++++ Raw data ++++

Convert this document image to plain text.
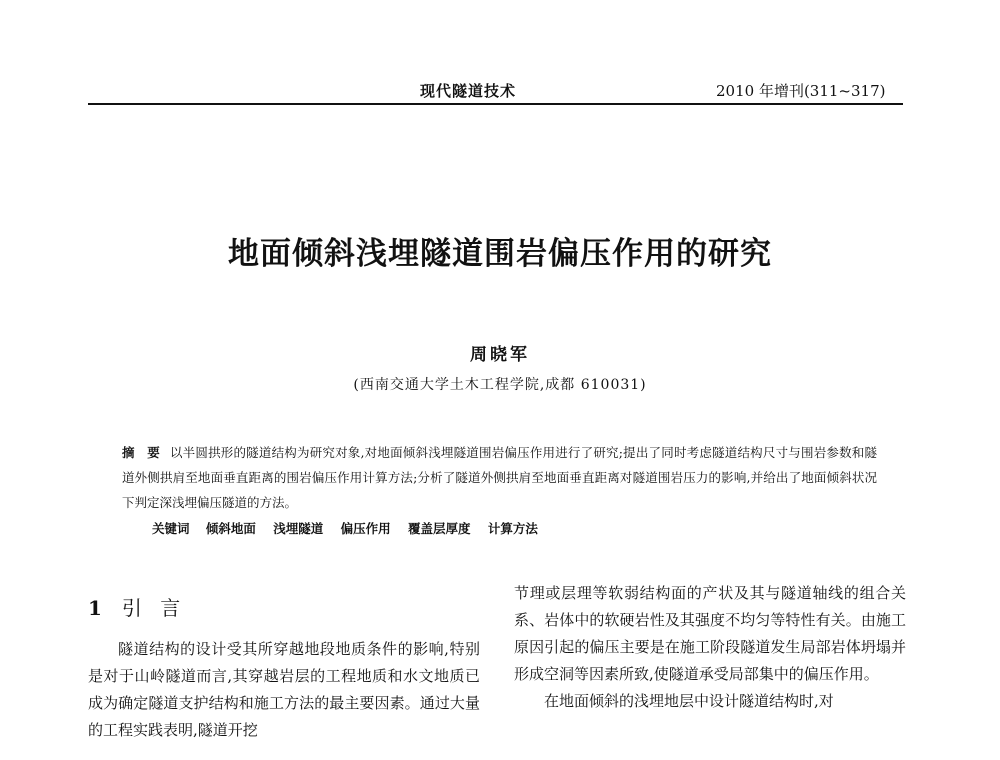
现代隧道技术	2010 年增刊(311~317)
地面倾斜浅埋隧道围岩偏压作用的研究
周晓军
(西南交通大学土木工程学院,成都 610031)
摘 要 以半圆拱形的隧道结构为研究对象,对地面倾斜浅埋隧道围岩偏压作用进行了研究;提出了同时考虑隧道结构尺寸与围岩参数和隧道外侧拱肩至地面垂直距离的围岩偏压作用计算方法;分析了隧道外侧拱肩至地面垂直距离对隧道围岩压力的影响,并给出了地面倾斜状况下判定深浅埋偏压隧道的方法。
关键词 倾斜地面 浅埋隧道 偏压作用 覆盖层厚度 计算方法
1 引 言

隧道结构的设计受其所穿越地段地质条件的影响,特别是对于山岭隧道而言,其穿越岩层的工程地质和水文地质已成为确定隧道支护结构和施工方法的最主要因素。通过大量的工程实践表明,隧道开挖

节理或层理等软弱结构面的产状及其与隧道轴线的组合关系、岩体中的软硬岩性及其强度不均匀等特性有关。由施工原因引起的偏压主要是在施工阶段隧道发生局部岩体坍塌并形成空洞等因素所致,使隧道承受局部集中的偏压作用。

在地面倾斜的浅埋地层中设计隧道结构时,对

++++

| Task requirements |
All entries are to be retyped exactly. Omit any embedded images.

| Reply |
Convert this document image to plain text.
现代隧道技术	2010 年增刊(311~317)
地面倾斜浅埋隧道围岩偏压作用的研究
周晓军
(西南交通大学土木工程学院,成都 610031)
摘 要 以半圆拱形的隧道结构为研究对象,对地面倾斜浅埋隧道围岩偏压作用进行了研究;提出了同时考虑隧道结构尺寸与围岩参数和隧道外侧拱肩至地面垂直距离的围岩偏压作用计算方法;分析了隧道外侧拱肩至地面垂直距离对隧道围岩压力的影响,并给出了地面倾斜状况下判定深浅埋偏压隧道的方法。
关键词 倾斜地面 浅埋隧道 偏压作用 覆盖层厚度 计算方法
1 引 言

隧道结构的设计受其所穿越地段地质条件的影响,特别是对于山岭隧道而言,其穿越岩层的工程地质和水文地质已成为确定隧道支护结构和施工方法的最主要因素。通过大量的工程实践表明,隧道开挖

节理或层理等软弱结构面的产状及其与隧道轴线的组合关系、岩体中的软硬岩性及其强度不均匀等特性有关。由施工原因引起的偏压主要是在施工阶段隧道发生局部岩体坍塌并形成空洞等因素所致,使隧道承受局部集中的偏压作用。

在地面倾斜的浅埋地层中设计隧道结构时,对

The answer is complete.